[Saved data entries]
==========
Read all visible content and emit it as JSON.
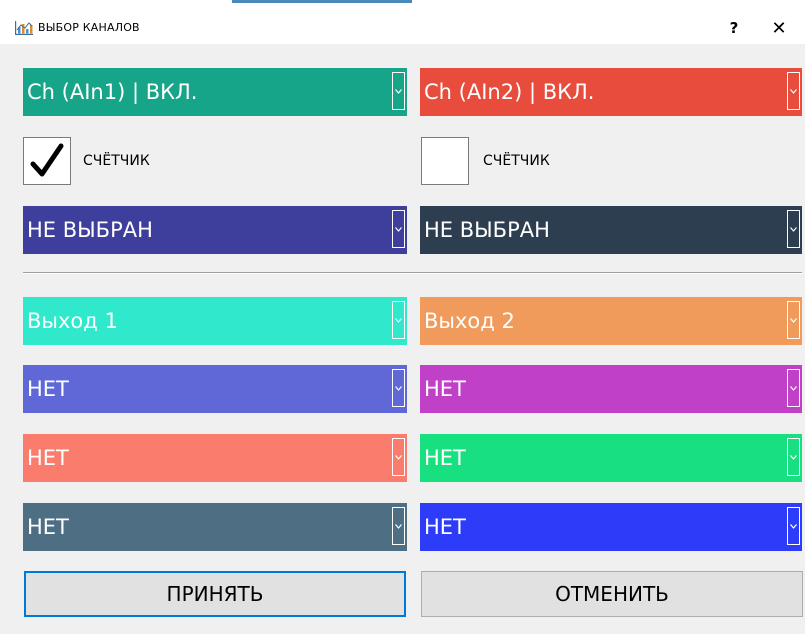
{
  "window": {
    "title": "ВЫБОР КАНАЛОВ",
    "help_label": "?",
    "close_label": "✕"
  },
  "colors": {
    "ch1": "#17a589",
    "ch2": "#e74c3c",
    "sel_left": "#3e3e9c",
    "sel_right": "#2c3e50",
    "out1": "#30e8cc",
    "out2": "#f09a5c",
    "left_row1": "#6068d8",
    "right_row1": "#c040c8",
    "left_row2": "#fa7c6c",
    "right_row2": "#18e080",
    "left_row3": "#4e6e84",
    "right_row3": "#2c3cf8"
  },
  "channels": {
    "left": {
      "value": "Ch (AIn1) | ВКЛ."
    },
    "right": {
      "value": "Ch (AIn2) | ВКЛ."
    }
  },
  "counters": {
    "left": {
      "label": "СЧЁТЧИК",
      "checked": true
    },
    "right": {
      "label": "СЧЁТЧИК",
      "checked": false
    }
  },
  "selects": {
    "left": {
      "value": "НЕ ВЫБРАН"
    },
    "right": {
      "value": "НЕ ВЫБРАН"
    }
  },
  "outputs": {
    "left": [
      {
        "value": "Выход 1"
      },
      {
        "value": "НЕТ"
      },
      {
        "value": "НЕТ"
      },
      {
        "value": "НЕТ"
      }
    ],
    "right": [
      {
        "value": "Выход 2"
      },
      {
        "value": "НЕТ"
      },
      {
        "value": "НЕТ"
      },
      {
        "value": "НЕТ"
      }
    ]
  },
  "buttons": {
    "accept": "ПРИНЯТЬ",
    "cancel": "ОТМЕНИТЬ"
  }
}
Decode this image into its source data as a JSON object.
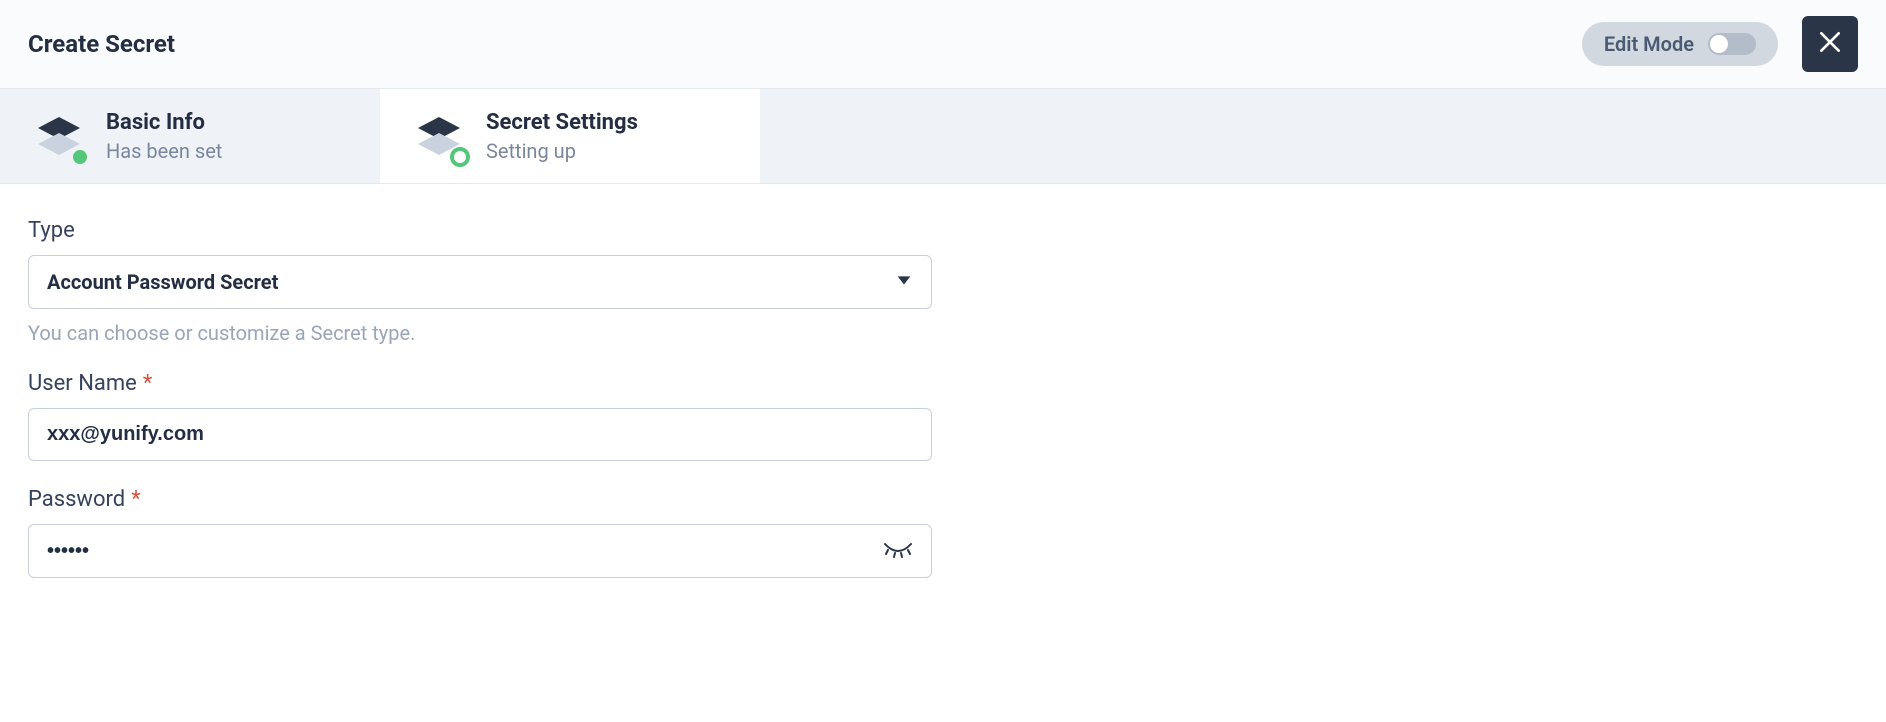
{
  "header": {
    "title": "Create Secret",
    "edit_mode_label": "Edit Mode"
  },
  "steps": [
    {
      "title": "Basic Info",
      "subtitle": "Has been set",
      "status": "done"
    },
    {
      "title": "Secret Settings",
      "subtitle": "Setting up",
      "status": "current"
    }
  ],
  "form": {
    "type": {
      "label": "Type",
      "value": "Account Password Secret",
      "helper": "You can choose or customize a Secret type."
    },
    "username": {
      "label": "User Name",
      "required": true,
      "value": "xxx@yunify.com"
    },
    "password": {
      "label": "Password",
      "required": true,
      "value": "••••••"
    }
  }
}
==========
Copy each line exactly, and leave the pictures out of your copy.

Read all visible content and emit it as JSON.
{
  "window": {
    "title": "ВЫБОР КАНАЛОВ",
    "help_label": "?",
    "close_label": "✕"
  },
  "colors": {
    "ch1": "#17a589",
    "ch2": "#e74c3c",
    "sel_left": "#3e3e9c",
    "sel_right": "#2c3e50",
    "out1": "#30e8cc",
    "out2": "#f09a5c",
    "left_row1": "#6068d8",
    "right_row1": "#c040c8",
    "left_row2": "#fa7c6c",
    "right_row2": "#18e080",
    "left_row3": "#4e6e84",
    "right_row3": "#2c3cf8"
  },
  "channels": {
    "left": {
      "value": "Ch (AIn1) | ВКЛ."
    },
    "right": {
      "value": "Ch (AIn2) | ВКЛ."
    }
  },
  "counters": {
    "left": {
      "label": "СЧЁТЧИК",
      "checked": true
    },
    "right": {
      "label": "СЧЁТЧИК",
      "checked": false
    }
  },
  "selects": {
    "left": {
      "value": "НЕ ВЫБРАН"
    },
    "right": {
      "value": "НЕ ВЫБРАН"
    }
  },
  "outputs": {
    "left": [
      {
        "value": "Выход 1"
      },
      {
        "value": "НЕТ"
      },
      {
        "value": "НЕТ"
      },
      {
        "value": "НЕТ"
      }
    ],
    "right": [
      {
        "value": "Выход 2"
      },
      {
        "value": "НЕТ"
      },
      {
        "value": "НЕТ"
      },
      {
        "value": "НЕТ"
      }
    ]
  },
  "buttons": {
    "accept": "ПРИНЯТЬ",
    "cancel": "ОТМЕНИТЬ"
  }
}
Decode this image into its source data as a JSON object.
{
  "header": {
    "title": "Create Secret",
    "edit_mode_label": "Edit Mode"
  },
  "steps": [
    {
      "title": "Basic Info",
      "subtitle": "Has been set",
      "status": "done"
    },
    {
      "title": "Secret Settings",
      "subtitle": "Setting up",
      "status": "current"
    }
  ],
  "form": {
    "type": {
      "label": "Type",
      "value": "Account Password Secret",
      "helper": "You can choose or customize a Secret type."
    },
    "username": {
      "label": "User Name",
      "required": true,
      "value": "xxx@yunify.com"
    },
    "password": {
      "label": "Password",
      "required": true,
      "value": "••••••"
    }
  }
}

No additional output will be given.